Pull out every line below containing the word "nhiều".

Extracted data:
- - - - - - -
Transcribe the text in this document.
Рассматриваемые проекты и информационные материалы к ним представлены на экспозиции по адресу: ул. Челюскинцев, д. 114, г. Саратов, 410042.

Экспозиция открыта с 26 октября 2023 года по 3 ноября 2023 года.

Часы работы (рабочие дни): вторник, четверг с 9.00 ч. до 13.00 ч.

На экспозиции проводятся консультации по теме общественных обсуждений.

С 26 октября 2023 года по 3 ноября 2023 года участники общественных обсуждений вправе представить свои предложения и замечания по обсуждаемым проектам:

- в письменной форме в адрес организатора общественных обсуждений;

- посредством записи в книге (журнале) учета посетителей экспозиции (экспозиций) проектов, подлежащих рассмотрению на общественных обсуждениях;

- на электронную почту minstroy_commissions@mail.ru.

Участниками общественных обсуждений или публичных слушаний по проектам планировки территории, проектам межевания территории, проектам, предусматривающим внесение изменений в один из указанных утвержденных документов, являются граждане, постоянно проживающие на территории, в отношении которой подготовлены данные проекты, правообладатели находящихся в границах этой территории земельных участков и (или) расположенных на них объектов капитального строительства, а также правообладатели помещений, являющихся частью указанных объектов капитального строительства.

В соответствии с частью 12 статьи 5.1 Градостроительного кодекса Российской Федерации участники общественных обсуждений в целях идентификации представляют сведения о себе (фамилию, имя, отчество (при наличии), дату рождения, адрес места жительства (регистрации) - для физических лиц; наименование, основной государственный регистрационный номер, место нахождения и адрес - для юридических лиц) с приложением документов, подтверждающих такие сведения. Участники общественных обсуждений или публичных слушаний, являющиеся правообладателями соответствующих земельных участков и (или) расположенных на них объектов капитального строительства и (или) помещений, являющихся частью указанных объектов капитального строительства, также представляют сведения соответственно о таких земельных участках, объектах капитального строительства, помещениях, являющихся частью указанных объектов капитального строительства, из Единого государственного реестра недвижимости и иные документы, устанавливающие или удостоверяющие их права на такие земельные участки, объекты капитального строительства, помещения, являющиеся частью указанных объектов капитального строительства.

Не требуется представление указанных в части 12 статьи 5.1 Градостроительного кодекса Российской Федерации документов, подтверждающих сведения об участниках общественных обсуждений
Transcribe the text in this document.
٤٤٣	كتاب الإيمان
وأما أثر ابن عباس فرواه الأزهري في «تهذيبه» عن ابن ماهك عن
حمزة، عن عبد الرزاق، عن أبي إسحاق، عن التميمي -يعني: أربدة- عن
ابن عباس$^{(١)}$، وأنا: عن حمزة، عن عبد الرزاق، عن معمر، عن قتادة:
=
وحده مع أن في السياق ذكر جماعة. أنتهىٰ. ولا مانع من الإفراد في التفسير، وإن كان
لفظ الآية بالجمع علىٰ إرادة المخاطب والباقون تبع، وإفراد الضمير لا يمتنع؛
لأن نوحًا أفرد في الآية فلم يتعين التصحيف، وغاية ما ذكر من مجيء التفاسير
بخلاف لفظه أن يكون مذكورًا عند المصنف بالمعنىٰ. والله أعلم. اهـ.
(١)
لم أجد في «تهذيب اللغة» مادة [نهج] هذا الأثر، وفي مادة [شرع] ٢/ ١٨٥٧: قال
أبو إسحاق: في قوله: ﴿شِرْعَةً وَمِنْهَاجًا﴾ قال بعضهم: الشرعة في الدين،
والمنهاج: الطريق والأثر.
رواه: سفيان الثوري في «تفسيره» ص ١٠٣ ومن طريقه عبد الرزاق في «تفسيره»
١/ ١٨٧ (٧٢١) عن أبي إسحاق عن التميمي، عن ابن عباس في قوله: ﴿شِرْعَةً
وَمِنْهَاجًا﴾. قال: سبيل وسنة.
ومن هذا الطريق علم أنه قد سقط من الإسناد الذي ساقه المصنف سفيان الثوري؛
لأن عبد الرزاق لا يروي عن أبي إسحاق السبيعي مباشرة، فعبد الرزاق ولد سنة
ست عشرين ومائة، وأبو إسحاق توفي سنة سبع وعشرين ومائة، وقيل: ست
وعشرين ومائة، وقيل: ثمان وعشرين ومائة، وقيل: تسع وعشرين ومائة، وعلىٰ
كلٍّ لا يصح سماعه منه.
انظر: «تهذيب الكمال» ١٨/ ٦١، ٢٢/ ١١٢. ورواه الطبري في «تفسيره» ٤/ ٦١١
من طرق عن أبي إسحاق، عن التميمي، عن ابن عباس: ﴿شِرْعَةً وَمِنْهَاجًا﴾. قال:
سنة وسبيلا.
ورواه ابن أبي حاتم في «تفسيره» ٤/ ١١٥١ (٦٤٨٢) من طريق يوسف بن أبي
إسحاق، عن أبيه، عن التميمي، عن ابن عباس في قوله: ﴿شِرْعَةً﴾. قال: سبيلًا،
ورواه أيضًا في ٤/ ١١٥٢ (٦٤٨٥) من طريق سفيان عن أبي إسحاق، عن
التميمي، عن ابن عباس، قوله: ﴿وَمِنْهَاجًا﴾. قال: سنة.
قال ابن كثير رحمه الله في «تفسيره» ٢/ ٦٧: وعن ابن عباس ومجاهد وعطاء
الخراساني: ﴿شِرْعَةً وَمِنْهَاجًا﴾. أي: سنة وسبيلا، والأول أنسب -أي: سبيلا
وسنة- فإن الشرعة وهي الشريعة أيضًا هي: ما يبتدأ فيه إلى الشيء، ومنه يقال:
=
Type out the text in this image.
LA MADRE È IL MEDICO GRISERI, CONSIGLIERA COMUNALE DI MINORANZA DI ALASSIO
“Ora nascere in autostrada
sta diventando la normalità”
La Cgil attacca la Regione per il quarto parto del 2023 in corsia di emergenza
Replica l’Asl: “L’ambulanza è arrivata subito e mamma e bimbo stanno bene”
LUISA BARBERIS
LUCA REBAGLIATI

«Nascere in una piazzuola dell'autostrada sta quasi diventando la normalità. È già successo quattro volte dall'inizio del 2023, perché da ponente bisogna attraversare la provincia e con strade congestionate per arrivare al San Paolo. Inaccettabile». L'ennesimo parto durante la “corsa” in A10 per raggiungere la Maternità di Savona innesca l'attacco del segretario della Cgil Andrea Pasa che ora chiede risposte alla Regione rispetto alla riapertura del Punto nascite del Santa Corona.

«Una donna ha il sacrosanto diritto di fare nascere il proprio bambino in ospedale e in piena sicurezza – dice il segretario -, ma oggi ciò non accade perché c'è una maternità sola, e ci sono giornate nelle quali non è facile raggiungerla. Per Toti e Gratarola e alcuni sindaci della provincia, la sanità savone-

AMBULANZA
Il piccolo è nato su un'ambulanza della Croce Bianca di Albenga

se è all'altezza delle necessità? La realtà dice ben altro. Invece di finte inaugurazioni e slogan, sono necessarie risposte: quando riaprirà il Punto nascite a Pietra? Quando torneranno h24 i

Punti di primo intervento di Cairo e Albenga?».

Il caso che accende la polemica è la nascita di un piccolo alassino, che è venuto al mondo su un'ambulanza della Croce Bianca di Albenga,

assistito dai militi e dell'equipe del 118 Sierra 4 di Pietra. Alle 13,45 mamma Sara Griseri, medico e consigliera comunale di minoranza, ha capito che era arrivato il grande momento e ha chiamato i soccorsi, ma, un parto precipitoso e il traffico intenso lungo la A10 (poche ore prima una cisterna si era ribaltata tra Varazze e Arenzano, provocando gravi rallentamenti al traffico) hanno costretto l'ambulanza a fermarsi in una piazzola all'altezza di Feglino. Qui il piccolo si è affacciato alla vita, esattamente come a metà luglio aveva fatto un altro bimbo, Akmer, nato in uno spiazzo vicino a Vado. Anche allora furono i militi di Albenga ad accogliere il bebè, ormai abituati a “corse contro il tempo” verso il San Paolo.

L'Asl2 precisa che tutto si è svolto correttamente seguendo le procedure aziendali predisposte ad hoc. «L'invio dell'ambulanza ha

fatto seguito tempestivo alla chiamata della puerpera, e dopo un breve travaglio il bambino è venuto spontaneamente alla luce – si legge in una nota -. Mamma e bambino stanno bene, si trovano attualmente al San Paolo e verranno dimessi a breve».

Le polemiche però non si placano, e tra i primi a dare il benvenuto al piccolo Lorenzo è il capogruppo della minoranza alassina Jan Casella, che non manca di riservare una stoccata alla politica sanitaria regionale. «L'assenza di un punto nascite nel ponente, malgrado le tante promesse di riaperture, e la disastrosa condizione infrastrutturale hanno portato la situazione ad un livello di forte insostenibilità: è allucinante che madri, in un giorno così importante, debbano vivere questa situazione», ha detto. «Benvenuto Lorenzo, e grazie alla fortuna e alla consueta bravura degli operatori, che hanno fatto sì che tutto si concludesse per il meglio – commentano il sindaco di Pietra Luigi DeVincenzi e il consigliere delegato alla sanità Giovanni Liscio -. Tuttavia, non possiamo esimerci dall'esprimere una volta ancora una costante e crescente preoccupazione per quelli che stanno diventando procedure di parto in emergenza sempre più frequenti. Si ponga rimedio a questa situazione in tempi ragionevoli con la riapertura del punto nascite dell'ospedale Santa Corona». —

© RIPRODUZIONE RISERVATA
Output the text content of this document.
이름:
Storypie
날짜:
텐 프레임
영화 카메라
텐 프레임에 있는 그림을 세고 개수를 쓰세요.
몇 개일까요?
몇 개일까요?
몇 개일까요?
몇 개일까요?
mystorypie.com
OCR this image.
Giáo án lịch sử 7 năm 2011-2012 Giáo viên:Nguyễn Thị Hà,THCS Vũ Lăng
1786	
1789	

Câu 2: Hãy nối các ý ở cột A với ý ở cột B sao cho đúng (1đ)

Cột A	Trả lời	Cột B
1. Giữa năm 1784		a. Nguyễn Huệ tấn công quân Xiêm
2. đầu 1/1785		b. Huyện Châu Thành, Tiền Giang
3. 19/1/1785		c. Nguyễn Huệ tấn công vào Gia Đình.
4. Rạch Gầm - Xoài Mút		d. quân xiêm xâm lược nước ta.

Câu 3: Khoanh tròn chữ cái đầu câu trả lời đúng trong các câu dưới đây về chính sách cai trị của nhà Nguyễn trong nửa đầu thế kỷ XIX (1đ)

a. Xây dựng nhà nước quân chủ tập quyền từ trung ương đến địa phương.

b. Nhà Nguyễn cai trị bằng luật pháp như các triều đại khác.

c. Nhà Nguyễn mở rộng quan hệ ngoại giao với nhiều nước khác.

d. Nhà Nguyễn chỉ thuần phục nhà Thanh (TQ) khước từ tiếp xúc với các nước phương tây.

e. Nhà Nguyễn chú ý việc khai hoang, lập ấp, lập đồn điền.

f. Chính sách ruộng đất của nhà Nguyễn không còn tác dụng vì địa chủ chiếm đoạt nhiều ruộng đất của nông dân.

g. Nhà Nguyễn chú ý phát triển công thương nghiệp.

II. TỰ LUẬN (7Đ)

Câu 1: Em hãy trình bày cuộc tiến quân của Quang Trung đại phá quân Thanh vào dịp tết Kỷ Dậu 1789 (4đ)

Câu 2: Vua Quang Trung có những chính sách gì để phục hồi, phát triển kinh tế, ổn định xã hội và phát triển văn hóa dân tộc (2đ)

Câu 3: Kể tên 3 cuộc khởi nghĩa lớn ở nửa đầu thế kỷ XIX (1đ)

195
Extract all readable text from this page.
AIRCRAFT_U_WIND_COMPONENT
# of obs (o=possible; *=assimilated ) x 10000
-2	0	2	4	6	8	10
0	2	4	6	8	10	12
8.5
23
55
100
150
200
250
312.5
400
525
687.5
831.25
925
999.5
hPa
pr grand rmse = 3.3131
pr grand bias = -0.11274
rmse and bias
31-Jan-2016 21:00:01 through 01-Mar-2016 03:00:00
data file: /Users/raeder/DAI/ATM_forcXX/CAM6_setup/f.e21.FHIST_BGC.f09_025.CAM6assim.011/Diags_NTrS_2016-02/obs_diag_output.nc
- - - - - - -
Answer to this task:
c. Nhà Nguyễn mở rộng quan hệ ngoại giao với nhiều nước khác.
f. Chính sách ruộng đất của nhà Nguyễn không còn tác dụng vì địa chủ chiếm đoạt nhiều ruộng đất của nông dân.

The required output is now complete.